SET PROBLEM » Each line below is to be written out in full, exactly as shown.

[begin INFORMATION PROVIDED]

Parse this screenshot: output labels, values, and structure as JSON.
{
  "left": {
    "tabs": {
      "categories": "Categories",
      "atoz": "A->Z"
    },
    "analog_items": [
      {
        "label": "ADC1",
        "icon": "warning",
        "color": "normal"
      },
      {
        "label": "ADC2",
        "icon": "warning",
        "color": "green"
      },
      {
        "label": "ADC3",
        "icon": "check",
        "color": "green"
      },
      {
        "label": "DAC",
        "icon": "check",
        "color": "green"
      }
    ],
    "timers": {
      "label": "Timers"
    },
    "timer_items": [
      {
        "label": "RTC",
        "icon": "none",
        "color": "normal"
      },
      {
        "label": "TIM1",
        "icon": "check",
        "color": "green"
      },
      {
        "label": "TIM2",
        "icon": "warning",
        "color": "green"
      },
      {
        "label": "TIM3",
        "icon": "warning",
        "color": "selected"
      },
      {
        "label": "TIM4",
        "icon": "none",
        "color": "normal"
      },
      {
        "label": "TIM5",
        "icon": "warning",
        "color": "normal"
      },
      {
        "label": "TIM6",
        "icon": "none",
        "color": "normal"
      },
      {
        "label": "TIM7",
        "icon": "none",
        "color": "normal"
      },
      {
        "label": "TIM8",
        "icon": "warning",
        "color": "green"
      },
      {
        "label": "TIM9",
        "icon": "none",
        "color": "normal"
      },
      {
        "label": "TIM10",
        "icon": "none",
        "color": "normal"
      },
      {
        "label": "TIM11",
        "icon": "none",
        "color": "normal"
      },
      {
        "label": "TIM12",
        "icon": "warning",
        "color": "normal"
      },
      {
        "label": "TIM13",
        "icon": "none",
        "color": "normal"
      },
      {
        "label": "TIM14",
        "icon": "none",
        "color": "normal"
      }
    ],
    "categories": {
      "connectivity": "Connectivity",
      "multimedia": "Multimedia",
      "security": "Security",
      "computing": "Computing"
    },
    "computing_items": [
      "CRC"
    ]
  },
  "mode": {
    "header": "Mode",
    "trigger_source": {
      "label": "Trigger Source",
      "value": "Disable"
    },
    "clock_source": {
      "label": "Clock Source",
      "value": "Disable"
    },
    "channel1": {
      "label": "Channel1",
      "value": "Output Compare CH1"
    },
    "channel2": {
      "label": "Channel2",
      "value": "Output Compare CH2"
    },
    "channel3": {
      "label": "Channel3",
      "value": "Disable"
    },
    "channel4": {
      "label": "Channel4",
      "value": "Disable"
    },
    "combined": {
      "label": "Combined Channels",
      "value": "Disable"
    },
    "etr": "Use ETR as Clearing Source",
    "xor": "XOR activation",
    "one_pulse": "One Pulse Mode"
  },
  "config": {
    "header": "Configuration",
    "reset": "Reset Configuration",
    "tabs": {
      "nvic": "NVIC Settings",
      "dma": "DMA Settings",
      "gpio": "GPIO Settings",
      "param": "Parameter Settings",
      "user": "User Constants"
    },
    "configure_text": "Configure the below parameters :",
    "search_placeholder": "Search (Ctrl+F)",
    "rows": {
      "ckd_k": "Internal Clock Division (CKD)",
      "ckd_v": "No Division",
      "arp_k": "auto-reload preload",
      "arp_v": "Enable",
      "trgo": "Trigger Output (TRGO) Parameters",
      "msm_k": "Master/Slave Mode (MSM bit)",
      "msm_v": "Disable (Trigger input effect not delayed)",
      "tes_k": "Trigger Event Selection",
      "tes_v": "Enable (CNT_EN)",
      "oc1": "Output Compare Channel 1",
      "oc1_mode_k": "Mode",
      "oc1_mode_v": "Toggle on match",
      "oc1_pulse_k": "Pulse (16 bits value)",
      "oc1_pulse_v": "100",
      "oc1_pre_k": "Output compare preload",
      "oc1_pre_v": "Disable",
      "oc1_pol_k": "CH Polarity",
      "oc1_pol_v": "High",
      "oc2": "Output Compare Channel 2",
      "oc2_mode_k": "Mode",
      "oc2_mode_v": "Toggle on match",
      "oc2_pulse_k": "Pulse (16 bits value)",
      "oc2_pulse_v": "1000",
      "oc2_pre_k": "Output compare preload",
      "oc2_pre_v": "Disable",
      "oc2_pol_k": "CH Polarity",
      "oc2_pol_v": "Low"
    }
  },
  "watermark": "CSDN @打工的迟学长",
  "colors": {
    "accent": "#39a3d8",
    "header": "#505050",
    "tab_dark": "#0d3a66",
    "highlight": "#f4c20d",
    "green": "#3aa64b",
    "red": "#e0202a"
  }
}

[end INFORMATION PROVIDED]

RESPONSE TO THIS EXERCISE »
Parse this screenshot: output labels, values, and structure as JSON.
{
  "left": {
    "tabs": {
      "categories": "Categories",
      "atoz": "A->Z"
    },
    "analog_items": [
      {
        "label": "ADC1",
        "icon": "warning",
        "color": "normal"
      },
      {
        "label": "ADC2",
        "icon": "warning",
        "color": "green"
      },
      {
        "label": "ADC3",
        "icon": "check",
        "color": "green"
      },
      {
        "label": "DAC",
        "icon": "check",
        "color": "green"
      }
    ],
    "timers": {
      "label": "Timers"
    },
    "timer_items": [
      {
        "label": "RTC",
        "icon": "none",
        "color": "normal"
      },
      {
        "label": "TIM1",
        "icon": "check",
        "color": "green"
      },
      {
        "label": "TIM2",
        "icon": "warning",
        "color": "green"
      },
      {
        "label": "TIM3",
        "icon": "warning",
        "color": "selected"
      },
      {
        "label": "TIM4",
        "icon": "none",
        "color": "normal"
      },
      {
        "label": "TIM5",
        "icon": "warning",
        "color": "normal"
      },
      {
        "label": "TIM6",
        "icon": "none",
        "color": "normal"
      },
      {
        "label": "TIM7",
        "icon": "none",
        "color": "normal"
      },
      {
        "label": "TIM8",
        "icon": "warning",
        "color": "green"
      },
      {
        "label": "TIM9",
        "icon": "none",
        "color": "normal"
      },
      {
        "label": "TIM10",
        "icon": "none",
        "color": "normal"
      },
      {
        "label": "TIM11",
        "icon": "none",
        "color": "normal"
      },
      {
        "label": "TIM12",
        "icon": "warning",
        "color": "normal"
      },
      {
        "label": "TIM13",
        "icon": "none",
        "color": "normal"
      },
      {
        "label": "TIM14",
        "icon": "none",
        "color": "normal"
      }
    ],
    "categories": {
      "connectivity": "Connectivity",
      "multimedia": "Multimedia",
      "security": "Security",
      "computing": "Computing"
    },
    "computing_items": [
      "CRC"
    ]
  },
  "mode": {
    "header": "Mode",
    "trigger_source": {
      "label": "Trigger Source",
      "value": "Disable"
    },
    "clock_source": {
      "label": "Clock Source",
      "value": "Disable"
    },
    "channel1": {
      "label": "Channel1",
      "value": "Output Compare CH1"
    },
    "channel2": {
      "label": "Channel2",
      "value": "Output Compare CH2"
    },
    "channel3": {
      "label": "Channel3",
      "value": "Disable"
    },
    "channel4": {
      "label": "Channel4",
      "value": "Disable"
    },
    "combined": {
      "label": "Combined Channels",
      "value": "Disable"
    },
    "etr": "Use ETR as Clearing Source",
    "xor": "XOR activation",
    "one_pulse": "One Pulse Mode"
  },
  "config": {
    "header": "Configuration",
    "reset": "Reset Configuration",
    "tabs": {
      "nvic": "NVIC Settings",
      "dma": "DMA Settings",
      "gpio": "GPIO Settings",
      "param": "Parameter Settings",
      "user": "User Constants"
    },
    "configure_text": "Configure the below parameters :",
    "search_placeholder": "Search (Ctrl+F)",
    "rows": {
      "ckd_k": "Internal Clock Division (CKD)",
      "ckd_v": "No Division",
      "arp_k": "auto-reload preload",
      "arp_v": "Enable",
      "trgo": "Trigger Output (TRGO) Parameters",
      "msm_k": "Master/Slave Mode (MSM bit)",
      "msm_v": "Disable (Trigger input effect not delayed)",
      "tes_k": "Trigger Event Selection",
      "tes_v": "Enable (CNT_EN)",
      "oc1": "Output Compare Channel 1",
      "oc1_mode_k": "Mode",
      "oc1_mode_v": "Toggle on match",
      "oc1_pulse_k": "Pulse (16 bits value)",
      "oc1_pulse_v": "100",
      "oc1_pre_k": "Output compare preload",
      "oc1_pre_v": "Disable",
      "oc1_pol_k": "CH Polarity",
      "oc1_pol_v": "High",
      "oc2": "Output Compare Channel 2",
      "oc2_mode_k": "Mode",
      "oc2_mode_v": "Toggle on match",
      "oc2_pulse_k": "Pulse (16 bits value)",
      "oc2_pulse_v": "1000",
      "oc2_pre_k": "Output compare preload",
      "oc2_pre_v": "Disable",
      "oc2_pol_k": "CH Polarity",
      "oc2_pol_v": "Low"
    }
  },
  "watermark": "CSDN @打工的迟学长",
  "colors": {
    "accent": "#39a3d8",
    "header": "#505050",
    "tab_dark": "#0d3a66",
    "highlight": "#f4c20d",
    "green": "#3aa64b",
    "red": "#e0202a"
  }
}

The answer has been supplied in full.